Items:
____________________
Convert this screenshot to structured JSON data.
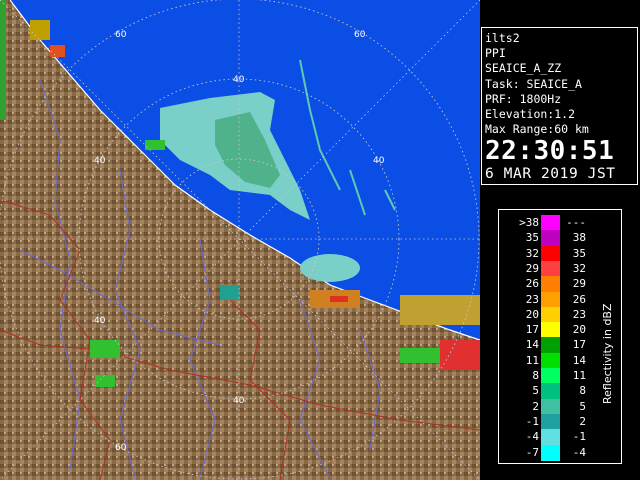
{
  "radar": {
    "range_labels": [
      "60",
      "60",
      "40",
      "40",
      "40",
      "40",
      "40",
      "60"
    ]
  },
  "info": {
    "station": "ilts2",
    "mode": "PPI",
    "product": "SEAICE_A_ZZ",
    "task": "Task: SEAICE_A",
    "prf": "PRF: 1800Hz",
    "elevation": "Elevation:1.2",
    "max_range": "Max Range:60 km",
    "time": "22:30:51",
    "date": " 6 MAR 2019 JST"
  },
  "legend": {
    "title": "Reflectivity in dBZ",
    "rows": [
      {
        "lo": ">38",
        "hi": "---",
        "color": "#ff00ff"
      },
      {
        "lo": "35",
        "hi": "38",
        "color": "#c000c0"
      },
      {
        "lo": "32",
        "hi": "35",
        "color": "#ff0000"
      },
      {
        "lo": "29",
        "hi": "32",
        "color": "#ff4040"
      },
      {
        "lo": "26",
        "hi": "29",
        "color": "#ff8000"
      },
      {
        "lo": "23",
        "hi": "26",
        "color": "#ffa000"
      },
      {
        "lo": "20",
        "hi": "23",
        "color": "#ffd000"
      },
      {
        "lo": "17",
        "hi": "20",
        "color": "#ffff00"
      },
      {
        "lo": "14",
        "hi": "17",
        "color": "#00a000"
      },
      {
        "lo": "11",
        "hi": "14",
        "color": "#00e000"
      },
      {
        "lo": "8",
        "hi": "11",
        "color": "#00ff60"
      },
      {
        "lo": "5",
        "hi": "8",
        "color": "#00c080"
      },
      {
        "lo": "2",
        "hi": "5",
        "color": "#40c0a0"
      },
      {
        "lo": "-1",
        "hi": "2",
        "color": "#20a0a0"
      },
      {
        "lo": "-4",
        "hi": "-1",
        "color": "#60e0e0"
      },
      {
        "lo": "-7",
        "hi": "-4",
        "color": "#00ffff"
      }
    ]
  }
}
____________________
Aim:
Write out the full set of lines verbatim, without the pictures.

Problem solution:
Convert this screenshot to structured JSON data.
{
  "radar": {
    "range_labels": [
      "60",
      "60",
      "40",
      "40",
      "40",
      "40",
      "40",
      "60"
    ]
  },
  "info": {
    "station": "ilts2",
    "mode": "PPI",
    "product": "SEAICE_A_ZZ",
    "task": "Task: SEAICE_A",
    "prf": "PRF: 1800Hz",
    "elevation": "Elevation:1.2",
    "max_range": "Max Range:60 km",
    "time": "22:30:51",
    "date": " 6 MAR 2019 JST"
  },
  "legend": {
    "title": "Reflectivity in dBZ",
    "rows": [
      {
        "lo": ">38",
        "hi": "---",
        "color": "#ff00ff"
      },
      {
        "lo": "35",
        "hi": "38",
        "color": "#c000c0"
      },
      {
        "lo": "32",
        "hi": "35",
        "color": "#ff0000"
      },
      {
        "lo": "29",
        "hi": "32",
        "color": "#ff4040"
      },
      {
        "lo": "26",
        "hi": "29",
        "color": "#ff8000"
      },
      {
        "lo": "23",
        "hi": "26",
        "color": "#ffa000"
      },
      {
        "lo": "20",
        "hi": "23",
        "color": "#ffd000"
      },
      {
        "lo": "17",
        "hi": "20",
        "color": "#ffff00"
      },
      {
        "lo": "14",
        "hi": "17",
        "color": "#00a000"
      },
      {
        "lo": "11",
        "hi": "14",
        "color": "#00e000"
      },
      {
        "lo": "8",
        "hi": "11",
        "color": "#00ff60"
      },
      {
        "lo": "5",
        "hi": "8",
        "color": "#00c080"
      },
      {
        "lo": "2",
        "hi": "5",
        "color": "#40c0a0"
      },
      {
        "lo": "-1",
        "hi": "2",
        "color": "#20a0a0"
      },
      {
        "lo": "-4",
        "hi": "-1",
        "color": "#60e0e0"
      },
      {
        "lo": "-7",
        "hi": "-4",
        "color": "#00ffff"
      }
    ]
  }
}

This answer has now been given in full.